(Saved data entries)
◆ ◆ ◆
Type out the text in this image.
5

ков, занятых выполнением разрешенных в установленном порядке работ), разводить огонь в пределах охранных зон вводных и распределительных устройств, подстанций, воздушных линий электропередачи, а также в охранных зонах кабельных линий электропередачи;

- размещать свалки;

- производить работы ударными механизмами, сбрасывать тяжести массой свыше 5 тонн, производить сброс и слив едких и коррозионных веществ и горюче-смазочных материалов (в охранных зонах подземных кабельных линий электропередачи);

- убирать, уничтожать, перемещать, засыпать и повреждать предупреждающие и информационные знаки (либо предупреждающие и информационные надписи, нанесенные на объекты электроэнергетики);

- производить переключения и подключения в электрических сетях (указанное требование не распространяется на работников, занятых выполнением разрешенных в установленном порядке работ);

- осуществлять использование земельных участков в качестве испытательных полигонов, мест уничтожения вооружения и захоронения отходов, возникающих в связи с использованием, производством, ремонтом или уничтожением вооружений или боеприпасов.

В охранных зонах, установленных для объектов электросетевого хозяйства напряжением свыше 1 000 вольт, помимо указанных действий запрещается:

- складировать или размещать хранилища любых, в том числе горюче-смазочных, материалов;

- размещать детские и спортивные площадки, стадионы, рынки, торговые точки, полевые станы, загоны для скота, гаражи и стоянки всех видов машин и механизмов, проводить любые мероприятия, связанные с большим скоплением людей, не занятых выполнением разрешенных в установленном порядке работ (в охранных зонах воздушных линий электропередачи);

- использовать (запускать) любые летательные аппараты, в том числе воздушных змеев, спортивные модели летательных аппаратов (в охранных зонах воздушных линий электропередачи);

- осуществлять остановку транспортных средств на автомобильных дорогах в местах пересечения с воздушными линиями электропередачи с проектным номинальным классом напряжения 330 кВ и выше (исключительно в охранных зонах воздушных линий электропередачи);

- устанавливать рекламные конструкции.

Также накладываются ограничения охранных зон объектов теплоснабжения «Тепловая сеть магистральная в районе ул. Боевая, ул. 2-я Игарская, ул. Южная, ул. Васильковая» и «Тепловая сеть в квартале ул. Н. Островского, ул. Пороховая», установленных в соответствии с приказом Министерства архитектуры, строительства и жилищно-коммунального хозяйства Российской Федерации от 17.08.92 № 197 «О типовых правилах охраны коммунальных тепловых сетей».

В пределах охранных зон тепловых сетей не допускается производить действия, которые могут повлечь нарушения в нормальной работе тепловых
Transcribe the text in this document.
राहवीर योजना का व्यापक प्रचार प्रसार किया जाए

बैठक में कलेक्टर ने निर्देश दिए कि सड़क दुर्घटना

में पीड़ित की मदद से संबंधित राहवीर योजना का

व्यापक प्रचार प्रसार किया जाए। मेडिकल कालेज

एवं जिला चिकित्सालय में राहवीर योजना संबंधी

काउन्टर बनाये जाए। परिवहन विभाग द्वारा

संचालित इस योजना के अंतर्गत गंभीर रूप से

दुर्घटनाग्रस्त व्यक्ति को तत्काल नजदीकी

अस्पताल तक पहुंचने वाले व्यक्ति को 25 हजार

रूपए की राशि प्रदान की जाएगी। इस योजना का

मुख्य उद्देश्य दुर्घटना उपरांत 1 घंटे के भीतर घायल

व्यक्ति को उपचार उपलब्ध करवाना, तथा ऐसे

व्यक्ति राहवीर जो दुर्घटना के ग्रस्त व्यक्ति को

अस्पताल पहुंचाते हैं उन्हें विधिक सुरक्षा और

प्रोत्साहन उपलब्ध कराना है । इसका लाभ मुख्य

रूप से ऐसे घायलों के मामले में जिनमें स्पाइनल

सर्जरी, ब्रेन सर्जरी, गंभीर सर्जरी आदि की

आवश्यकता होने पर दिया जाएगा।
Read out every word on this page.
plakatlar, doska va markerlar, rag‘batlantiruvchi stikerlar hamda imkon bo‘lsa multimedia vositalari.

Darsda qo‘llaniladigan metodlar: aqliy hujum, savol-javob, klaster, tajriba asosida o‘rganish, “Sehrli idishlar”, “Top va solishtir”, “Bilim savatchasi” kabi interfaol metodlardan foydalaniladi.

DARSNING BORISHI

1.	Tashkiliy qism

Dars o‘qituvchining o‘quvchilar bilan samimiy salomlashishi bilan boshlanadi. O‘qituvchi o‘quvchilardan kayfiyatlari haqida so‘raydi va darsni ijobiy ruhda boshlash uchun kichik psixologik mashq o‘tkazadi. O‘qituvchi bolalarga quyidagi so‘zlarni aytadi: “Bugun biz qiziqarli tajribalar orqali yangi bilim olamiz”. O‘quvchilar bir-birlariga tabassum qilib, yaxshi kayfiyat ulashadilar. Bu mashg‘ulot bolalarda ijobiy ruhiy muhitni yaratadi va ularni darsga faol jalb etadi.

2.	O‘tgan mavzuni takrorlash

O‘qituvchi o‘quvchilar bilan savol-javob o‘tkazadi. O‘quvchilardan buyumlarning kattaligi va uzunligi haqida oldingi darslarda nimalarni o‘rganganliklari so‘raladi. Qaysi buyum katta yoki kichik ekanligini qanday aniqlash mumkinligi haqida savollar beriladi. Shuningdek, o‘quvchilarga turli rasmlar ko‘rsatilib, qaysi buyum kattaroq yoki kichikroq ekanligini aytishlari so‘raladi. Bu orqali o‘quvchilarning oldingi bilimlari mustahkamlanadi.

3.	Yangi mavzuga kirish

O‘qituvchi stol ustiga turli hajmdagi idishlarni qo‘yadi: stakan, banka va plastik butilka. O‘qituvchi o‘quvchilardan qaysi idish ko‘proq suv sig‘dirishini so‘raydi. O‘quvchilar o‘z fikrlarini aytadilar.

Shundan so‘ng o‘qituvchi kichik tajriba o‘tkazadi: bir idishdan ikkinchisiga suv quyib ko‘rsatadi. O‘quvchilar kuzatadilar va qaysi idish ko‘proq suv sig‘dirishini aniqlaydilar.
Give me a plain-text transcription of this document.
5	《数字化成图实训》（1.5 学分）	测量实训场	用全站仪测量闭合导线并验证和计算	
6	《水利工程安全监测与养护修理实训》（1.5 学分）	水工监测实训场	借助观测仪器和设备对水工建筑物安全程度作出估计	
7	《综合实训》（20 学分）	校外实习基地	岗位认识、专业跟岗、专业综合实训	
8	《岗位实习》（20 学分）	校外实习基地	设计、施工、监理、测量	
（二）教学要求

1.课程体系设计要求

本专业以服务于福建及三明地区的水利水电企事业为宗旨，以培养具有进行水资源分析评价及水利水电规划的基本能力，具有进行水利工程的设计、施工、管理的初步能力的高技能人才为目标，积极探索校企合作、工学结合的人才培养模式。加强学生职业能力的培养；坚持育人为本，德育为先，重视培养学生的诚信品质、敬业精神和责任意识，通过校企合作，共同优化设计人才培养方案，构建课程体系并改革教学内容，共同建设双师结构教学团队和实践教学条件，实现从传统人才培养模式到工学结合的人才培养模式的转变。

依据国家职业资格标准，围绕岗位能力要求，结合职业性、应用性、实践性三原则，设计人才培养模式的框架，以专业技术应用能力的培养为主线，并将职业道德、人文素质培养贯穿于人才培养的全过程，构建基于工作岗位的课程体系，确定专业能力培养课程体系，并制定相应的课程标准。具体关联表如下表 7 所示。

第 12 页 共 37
◆ ◆ ◆
Transcribe every entry verbatim.

[Written answer]
Type out the text in this image.
5

ков, занятых выполнением разрешенных в установленном порядке работ), разводить огонь в пределах охранных зон вводных и распределительных устройств, подстанций, воздушных линий электропередачи, а также в охранных зонах кабельных линий электропередачи;

- размещать свалки;

- производить работы ударными механизмами, сбрасывать тяжести массой свыше 5 тонн, производить сброс и слив едких и коррозионных веществ и горюче-смазочных материалов (в охранных зонах подземных кабельных линий электропередачи);

- убирать, уничтожать, перемещать, засыпать и повреждать предупреждающие и информационные знаки (либо предупреждающие и информационные надписи, нанесенные на объекты электроэнергетики);

- производить переключения и подключения в электрических сетях (указанное требование не распространяется на работников, занятых выполнением разрешенных в установленном порядке работ);

- осуществлять использование земельных участков в качестве испытательных полигонов, мест уничтожения вооружения и захоронения отходов, возникающих в связи с использованием, производством, ремонтом или уничтожением вооружений или боеприпасов.

В охранных зонах, установленных для объектов электросетевого хозяйства напряжением свыше 1 000 вольт, помимо указанных действий запрещается:

- складировать или размещать хранилища любых, в том числе горюче-смазочных, материалов;

- размещать детские и спортивные площадки, стадионы, рынки, торговые точки, полевые станы, загоны для скота, гаражи и стоянки всех видов машин и механизмов, проводить любые мероприятия, связанные с большим скоплением людей, не занятых выполнением разрешенных в установленном порядке работ (в охранных зонах воздушных линий электропередачи);

- использовать (запускать) любые летательные аппараты, в том числе воздушных змеев, спортивные модели летательных аппаратов (в охранных зонах воздушных линий электропередачи);

- осуществлять остановку транспортных средств на автомобильных дорогах в местах пересечения с воздушными линиями электропередачи с проектным номинальным классом напряжения 330 кВ и выше (исключительно в охранных зонах воздушных линий электропередачи);

- устанавливать рекламные конструкции.

Также накладываются ограничения охранных зон объектов теплоснабжения «Тепловая сеть магистральная в районе ул. Боевая, ул. 2-я Игарская, ул. Южная, ул. Васильковая» и «Тепловая сеть в квартале ул. Н. Островского, ул. Пороховая», установленных в соответствии с приказом Министерства архитектуры, строительства и жилищно-коммунального хозяйства Российской Федерации от 17.08.92 № 197 «О типовых правилах охраны коммунальных тепловых сетей».

В пределах охранных зон тепловых сетей не допускается производить действия, которые могут повлечь нарушения в нормальной работе тепловых
Transcribe the text in this document.
राहवीर योजना का व्यापक प्रचार प्रसार किया जाए

बैठक में कलेक्टर ने निर्देश दिए कि सड़क दुर्घटना

में पीड़ित की मदद से संबंधित राहवीर योजना का

व्यापक प्रचार प्रसार किया जाए। मेडिकल कालेज

एवं जिला चिकित्सालय में राहवीर योजना संबंधी

काउन्टर बनाये जाए। परिवहन विभाग द्वारा

संचालित इस योजना के अंतर्गत गंभीर रूप से

दुर्घटनाग्रस्त व्यक्ति को तत्काल नजदीकी

अस्पताल तक पहुंचने वाले व्यक्ति को 25 हजार

रूपए की राशि प्रदान की जाएगी। इस योजना का

मुख्य उद्देश्य दुर्घटना उपरांत 1 घंटे के भीतर घायल

व्यक्ति को उपचार उपलब्ध करवाना, तथा ऐसे

व्यक्ति राहवीर जो दुर्घटना के ग्रस्त व्यक्ति को

अस्पताल पहुंचाते हैं उन्हें विधिक सुरक्षा और

प्रोत्साहन उपलब्ध कराना है । इसका लाभ मुख्य

रूप से ऐसे घायलों के मामले में जिनमें स्पाइनल

सर्जरी, ब्रेन सर्जरी, गंभीर सर्जरी आदि की

आवश्यकता होने पर दिया जाएगा।
Read out every word on this page.
plakatlar, doska va markerlar, rag‘batlantiruvchi stikerlar hamda imkon bo‘lsa multimedia vositalari.

Darsda qo‘llaniladigan metodlar: aqliy hujum, savol-javob, klaster, tajriba asosida o‘rganish, “Sehrli idishlar”, “Top va solishtir”, “Bilim savatchasi” kabi interfaol metodlardan foydalaniladi.

DARSNING BORISHI

1.	Tashkiliy qism

Dars o‘qituvchining o‘quvchilar bilan samimiy salomlashishi bilan boshlanadi. O‘qituvchi o‘quvchilardan kayfiyatlari haqida so‘raydi va darsni ijobiy ruhda boshlash uchun kichik psixologik mashq o‘tkazadi. O‘qituvchi bolalarga quyidagi so‘zlarni aytadi: “Bugun biz qiziqarli tajribalar orqali yangi bilim olamiz”. O‘quvchilar bir-birlariga tabassum qilib, yaxshi kayfiyat ulashadilar. Bu mashg‘ulot bolalarda ijobiy ruhiy muhitni yaratadi va ularni darsga faol jalb etadi.

2.	O‘tgan mavzuni takrorlash

O‘qituvchi o‘quvchilar bilan savol-javob o‘tkazadi. O‘quvchilardan buyumlarning kattaligi va uzunligi haqida oldingi darslarda nimalarni o‘rganganliklari so‘raladi. Qaysi buyum katta yoki kichik ekanligini qanday aniqlash mumkinligi haqida savollar beriladi. Shuningdek, o‘quvchilarga turli rasmlar ko‘rsatilib, qaysi buyum kattaroq yoki kichikroq ekanligini aytishlari so‘raladi. Bu orqali o‘quvchilarning oldingi bilimlari mustahkamlanadi.

3.	Yangi mavzuga kirish

O‘qituvchi stol ustiga turli hajmdagi idishlarni qo‘yadi: stakan, banka va plastik butilka. O‘qituvchi o‘quvchilardan qaysi idish ko‘proq suv sig‘dirishini so‘raydi. O‘quvchilar o‘z fikrlarini aytadilar.

Shundan so‘ng o‘qituvchi kichik tajriba o‘tkazadi: bir idishdan ikkinchisiga suv quyib ko‘rsatadi. O‘quvchilar kuzatadilar va qaysi idish ko‘proq suv sig‘dirishini aniqlaydilar.
Give me a plain-text transcription of this document.
5	《数字化成图实训》（1.5 学分）	测量实训场	用全站仪测量闭合导线并验证和计算	
6	《水利工程安全监测与养护修理实训》（1.5 学分）	水工监测实训场	借助观测仪器和设备对水工建筑物安全程度作出估计	
7	《综合实训》（20 学分）	校外实习基地	岗位认识、专业跟岗、专业综合实训	
8	《岗位实习》（20 学分）	校外实习基地	设计、施工、监理、测量	
（二）教学要求

1.课程体系设计要求

本专业以服务于福建及三明地区的水利水电企事业为宗旨，以培养具有进行水资源分析评价及水利水电规划的基本能力，具有进行水利工程的设计、施工、管理的初步能力的高技能人才为目标，积极探索校企合作、工学结合的人才培养模式。加强学生职业能力的培养；坚持育人为本，德育为先，重视培养学生的诚信品质、敬业精神和责任意识，通过校企合作，共同优化设计人才培养方案，构建课程体系并改革教学内容，共同建设双师结构教学团队和实践教学条件，实现从传统人才培养模式到工学结合的人才培养模式的转变。

依据国家职业资格标准，围绕岗位能力要求，结合职业性、应用性、实践性三原则，设计人才培养模式的框架，以专业技术应用能力的培养为主线，并将职业道德、人文素质培养贯穿于人才培养的全过程，构建基于工作岗位的课程体系，确定专业能力培养课程体系，并制定相应的课程标准。具体关联表如下表 7 所示。

第 12 页 共 37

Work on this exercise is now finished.